TASK PROMPT: Could you transcribe the material below exactly, without leaving out a single line?
________________________________________
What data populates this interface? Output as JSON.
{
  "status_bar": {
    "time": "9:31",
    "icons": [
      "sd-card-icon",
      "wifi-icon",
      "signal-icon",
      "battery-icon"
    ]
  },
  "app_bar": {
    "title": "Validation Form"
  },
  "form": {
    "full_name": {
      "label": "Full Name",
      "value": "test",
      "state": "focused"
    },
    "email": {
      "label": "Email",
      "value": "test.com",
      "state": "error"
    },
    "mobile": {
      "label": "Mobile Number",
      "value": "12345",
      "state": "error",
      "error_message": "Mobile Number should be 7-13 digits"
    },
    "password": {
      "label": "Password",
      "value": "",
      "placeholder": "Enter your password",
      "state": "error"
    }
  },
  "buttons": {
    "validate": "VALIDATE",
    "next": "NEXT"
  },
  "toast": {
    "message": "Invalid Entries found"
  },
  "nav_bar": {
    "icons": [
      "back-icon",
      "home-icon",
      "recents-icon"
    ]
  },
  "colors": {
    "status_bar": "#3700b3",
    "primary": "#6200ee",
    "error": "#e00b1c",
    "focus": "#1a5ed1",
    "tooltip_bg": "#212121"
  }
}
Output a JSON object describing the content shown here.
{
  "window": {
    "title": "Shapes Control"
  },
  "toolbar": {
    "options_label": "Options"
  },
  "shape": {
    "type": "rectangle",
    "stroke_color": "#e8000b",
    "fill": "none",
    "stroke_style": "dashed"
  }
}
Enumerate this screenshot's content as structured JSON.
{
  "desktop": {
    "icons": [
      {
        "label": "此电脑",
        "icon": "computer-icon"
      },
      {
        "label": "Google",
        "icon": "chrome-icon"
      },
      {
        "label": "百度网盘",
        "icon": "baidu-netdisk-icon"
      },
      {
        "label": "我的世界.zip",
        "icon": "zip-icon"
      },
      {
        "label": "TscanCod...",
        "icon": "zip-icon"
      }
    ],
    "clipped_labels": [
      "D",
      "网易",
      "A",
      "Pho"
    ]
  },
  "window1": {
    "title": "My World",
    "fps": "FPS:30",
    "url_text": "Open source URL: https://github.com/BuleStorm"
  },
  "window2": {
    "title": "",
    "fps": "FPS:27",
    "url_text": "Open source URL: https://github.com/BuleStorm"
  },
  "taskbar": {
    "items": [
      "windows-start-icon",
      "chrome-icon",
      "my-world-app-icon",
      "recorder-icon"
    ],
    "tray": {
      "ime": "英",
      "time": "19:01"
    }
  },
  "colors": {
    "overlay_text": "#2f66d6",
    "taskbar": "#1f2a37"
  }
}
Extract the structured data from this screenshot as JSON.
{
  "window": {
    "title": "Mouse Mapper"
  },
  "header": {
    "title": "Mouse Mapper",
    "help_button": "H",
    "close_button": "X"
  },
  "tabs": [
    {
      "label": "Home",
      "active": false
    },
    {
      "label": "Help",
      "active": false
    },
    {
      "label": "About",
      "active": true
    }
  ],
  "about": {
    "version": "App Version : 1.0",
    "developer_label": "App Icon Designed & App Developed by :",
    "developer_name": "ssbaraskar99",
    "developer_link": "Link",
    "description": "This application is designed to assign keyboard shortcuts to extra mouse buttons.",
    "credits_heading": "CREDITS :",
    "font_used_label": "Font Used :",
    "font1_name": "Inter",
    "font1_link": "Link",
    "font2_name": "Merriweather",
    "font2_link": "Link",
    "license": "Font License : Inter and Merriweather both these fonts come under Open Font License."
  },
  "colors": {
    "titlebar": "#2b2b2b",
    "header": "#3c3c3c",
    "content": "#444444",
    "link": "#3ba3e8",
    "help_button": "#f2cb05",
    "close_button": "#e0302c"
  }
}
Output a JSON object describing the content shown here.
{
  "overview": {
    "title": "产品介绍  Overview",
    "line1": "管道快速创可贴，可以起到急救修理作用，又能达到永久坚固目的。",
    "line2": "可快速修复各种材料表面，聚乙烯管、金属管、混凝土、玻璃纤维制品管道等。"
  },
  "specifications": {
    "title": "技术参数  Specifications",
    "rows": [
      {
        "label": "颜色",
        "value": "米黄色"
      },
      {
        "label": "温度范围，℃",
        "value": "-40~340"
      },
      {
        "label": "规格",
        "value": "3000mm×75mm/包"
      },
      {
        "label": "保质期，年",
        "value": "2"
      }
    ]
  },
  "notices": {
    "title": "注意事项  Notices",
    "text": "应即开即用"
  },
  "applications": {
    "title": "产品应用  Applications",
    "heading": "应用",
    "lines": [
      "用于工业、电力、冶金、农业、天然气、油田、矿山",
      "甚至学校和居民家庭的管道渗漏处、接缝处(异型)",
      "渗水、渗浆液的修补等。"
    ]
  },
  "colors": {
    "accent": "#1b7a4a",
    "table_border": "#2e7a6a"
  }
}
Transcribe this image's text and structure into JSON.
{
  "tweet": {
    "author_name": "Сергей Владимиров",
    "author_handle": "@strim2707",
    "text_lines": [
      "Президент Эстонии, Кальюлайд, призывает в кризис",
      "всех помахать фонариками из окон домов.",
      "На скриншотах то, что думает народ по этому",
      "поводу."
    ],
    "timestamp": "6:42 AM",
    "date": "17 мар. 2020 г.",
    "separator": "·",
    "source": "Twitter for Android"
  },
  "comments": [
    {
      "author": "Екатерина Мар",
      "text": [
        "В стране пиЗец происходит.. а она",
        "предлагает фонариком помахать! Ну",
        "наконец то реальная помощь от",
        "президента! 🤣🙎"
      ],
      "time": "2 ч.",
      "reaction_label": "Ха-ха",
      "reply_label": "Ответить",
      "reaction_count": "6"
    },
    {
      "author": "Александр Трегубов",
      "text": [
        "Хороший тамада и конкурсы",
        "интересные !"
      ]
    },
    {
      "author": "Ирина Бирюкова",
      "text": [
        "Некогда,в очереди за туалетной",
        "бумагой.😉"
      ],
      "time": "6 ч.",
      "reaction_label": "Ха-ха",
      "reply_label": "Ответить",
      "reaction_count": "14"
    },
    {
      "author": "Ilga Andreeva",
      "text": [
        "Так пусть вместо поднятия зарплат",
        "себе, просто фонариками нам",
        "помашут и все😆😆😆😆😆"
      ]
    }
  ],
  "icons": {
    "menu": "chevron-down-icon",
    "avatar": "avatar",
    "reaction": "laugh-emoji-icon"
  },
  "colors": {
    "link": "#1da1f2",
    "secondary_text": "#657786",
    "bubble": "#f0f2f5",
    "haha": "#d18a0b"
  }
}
________________________________________
EXERCISE RESPONSE:
What data populates this interface? Output as JSON.
{
  "status_bar": {
    "time": "9:31",
    "icons": [
      "sd-card-icon",
      "wifi-icon",
      "signal-icon",
      "battery-icon"
    ]
  },
  "app_bar": {
    "title": "Validation Form"
  },
  "form": {
    "full_name": {
      "label": "Full Name",
      "value": "test",
      "state": "focused"
    },
    "email": {
      "label": "Email",
      "value": "test.com",
      "state": "error"
    },
    "mobile": {
      "label": "Mobile Number",
      "value": "12345",
      "state": "error",
      "error_message": "Mobile Number should be 7-13 digits"
    },
    "password": {
      "label": "Password",
      "value": "",
      "placeholder": "Enter your password",
      "state": "error"
    }
  },
  "buttons": {
    "validate": "VALIDATE",
    "next": "NEXT"
  },
  "toast": {
    "message": "Invalid Entries found"
  },
  "nav_bar": {
    "icons": [
      "back-icon",
      "home-icon",
      "recents-icon"
    ]
  },
  "colors": {
    "status_bar": "#3700b3",
    "primary": "#6200ee",
    "error": "#e00b1c",
    "focus": "#1a5ed1",
    "tooltip_bg": "#212121"
  }
}
Output a JSON object describing the content shown here.
{
  "window": {
    "title": "Shapes Control"
  },
  "toolbar": {
    "options_label": "Options"
  },
  "shape": {
    "type": "rectangle",
    "stroke_color": "#e8000b",
    "fill": "none",
    "stroke_style": "dashed"
  }
}
Enumerate this screenshot's content as structured JSON.
{
  "desktop": {
    "icons": [
      {
        "label": "此电脑",
        "icon": "computer-icon"
      },
      {
        "label": "Google",
        "icon": "chrome-icon"
      },
      {
        "label": "百度网盘",
        "icon": "baidu-netdisk-icon"
      },
      {
        "label": "我的世界.zip",
        "icon": "zip-icon"
      },
      {
        "label": "TscanCod...",
        "icon": "zip-icon"
      }
    ],
    "clipped_labels": [
      "D",
      "网易",
      "A",
      "Pho"
    ]
  },
  "window1": {
    "title": "My World",
    "fps": "FPS:30",
    "url_text": "Open source URL: https://github.com/BuleStorm"
  },
  "window2": {
    "title": "",
    "fps": "FPS:27",
    "url_text": "Open source URL: https://github.com/BuleStorm"
  },
  "taskbar": {
    "items": [
      "windows-start-icon",
      "chrome-icon",
      "my-world-app-icon",
      "recorder-icon"
    ],
    "tray": {
      "ime": "英",
      "time": "19:01"
    }
  },
  "colors": {
    "overlay_text": "#2f66d6",
    "taskbar": "#1f2a37"
  }
}
Extract the structured data from this screenshot as JSON.
{
  "window": {
    "title": "Mouse Mapper"
  },
  "header": {
    "title": "Mouse Mapper",
    "help_button": "H",
    "close_button": "X"
  },
  "tabs": [
    {
      "label": "Home",
      "active": false
    },
    {
      "label": "Help",
      "active": false
    },
    {
      "label": "About",
      "active": true
    }
  ],
  "about": {
    "version": "App Version : 1.0",
    "developer_label": "App Icon Designed & App Developed by :",
    "developer_name": "ssbaraskar99",
    "developer_link": "Link",
    "description": "This application is designed to assign keyboard shortcuts to extra mouse buttons.",
    "credits_heading": "CREDITS :",
    "font_used_label": "Font Used :",
    "font1_name": "Inter",
    "font1_link": "Link",
    "font2_name": "Merriweather",
    "font2_link": "Link",
    "license": "Font License : Inter and Merriweather both these fonts come under Open Font License."
  },
  "colors": {
    "titlebar": "#2b2b2b",
    "header": "#3c3c3c",
    "content": "#444444",
    "link": "#3ba3e8",
    "help_button": "#f2cb05",
    "close_button": "#e0302c"
  }
}
Output a JSON object describing the content shown here.
{
  "overview": {
    "title": "产品介绍  Overview",
    "line1": "管道快速创可贴，可以起到急救修理作用，又能达到永久坚固目的。",
    "line2": "可快速修复各种材料表面，聚乙烯管、金属管、混凝土、玻璃纤维制品管道等。"
  },
  "specifications": {
    "title": "技术参数  Specifications",
    "rows": [
      {
        "label": "颜色",
        "value": "米黄色"
      },
      {
        "label": "温度范围，℃",
        "value": "-40~340"
      },
      {
        "label": "规格",
        "value": "3000mm×75mm/包"
      },
      {
        "label": "保质期，年",
        "value": "2"
      }
    ]
  },
  "notices": {
    "title": "注意事项  Notices",
    "text": "应即开即用"
  },
  "applications": {
    "title": "产品应用  Applications",
    "heading": "应用",
    "lines": [
      "用于工业、电力、冶金、农业、天然气、油田、矿山",
      "甚至学校和居民家庭的管道渗漏处、接缝处(异型)",
      "渗水、渗浆液的修补等。"
    ]
  },
  "colors": {
    "accent": "#1b7a4a",
    "table_border": "#2e7a6a"
  }
}
Transcribe this image's text and structure into JSON.
{
  "tweet": {
    "author_name": "Сергей Владимиров",
    "author_handle": "@strim2707",
    "text_lines": [
      "Президент Эстонии, Кальюлайд, призывает в кризис",
      "всех помахать фонариками из окон домов.",
      "На скриншотах то, что думает народ по этому",
      "поводу."
    ],
    "timestamp": "6:42 AM",
    "date": "17 мар. 2020 г.",
    "separator": "·",
    "source": "Twitter for Android"
  },
  "comments": [
    {
      "author": "Екатерина Мар",
      "text": [
        "В стране пиЗец происходит.. а она",
        "предлагает фонариком помахать! Ну",
        "наконец то реальная помощь от",
        "президента! 🤣🙎"
      ],
      "time": "2 ч.",
      "reaction_label": "Ха-ха",
      "reply_label": "Ответить",
      "reaction_count": "6"
    },
    {
      "author": "Александр Трегубов",
      "text": [
        "Хороший тамада и конкурсы",
        "интересные !"
      ]
    },
    {
      "author": "Ирина Бирюкова",
      "text": [
        "Некогда,в очереди за туалетной",
        "бумагой.😉"
      ],
      "time": "6 ч.",
      "reaction_label": "Ха-ха",
      "reply_label": "Ответить",
      "reaction_count": "14"
    },
    {
      "author": "Ilga Andreeva",
      "text": [
        "Так пусть вместо поднятия зарплат",
        "себе, просто фонариками нам",
        "помашут и все😆😆😆😆😆"
      ]
    }
  ],
  "icons": {
    "menu": "chevron-down-icon",
    "avatar": "avatar",
    "reaction": "laugh-emoji-icon"
  },
  "colors": {
    "link": "#1da1f2",
    "secondary_text": "#657786",
    "bubble": "#f0f2f5",
    "haha": "#d18a0b"
  }
}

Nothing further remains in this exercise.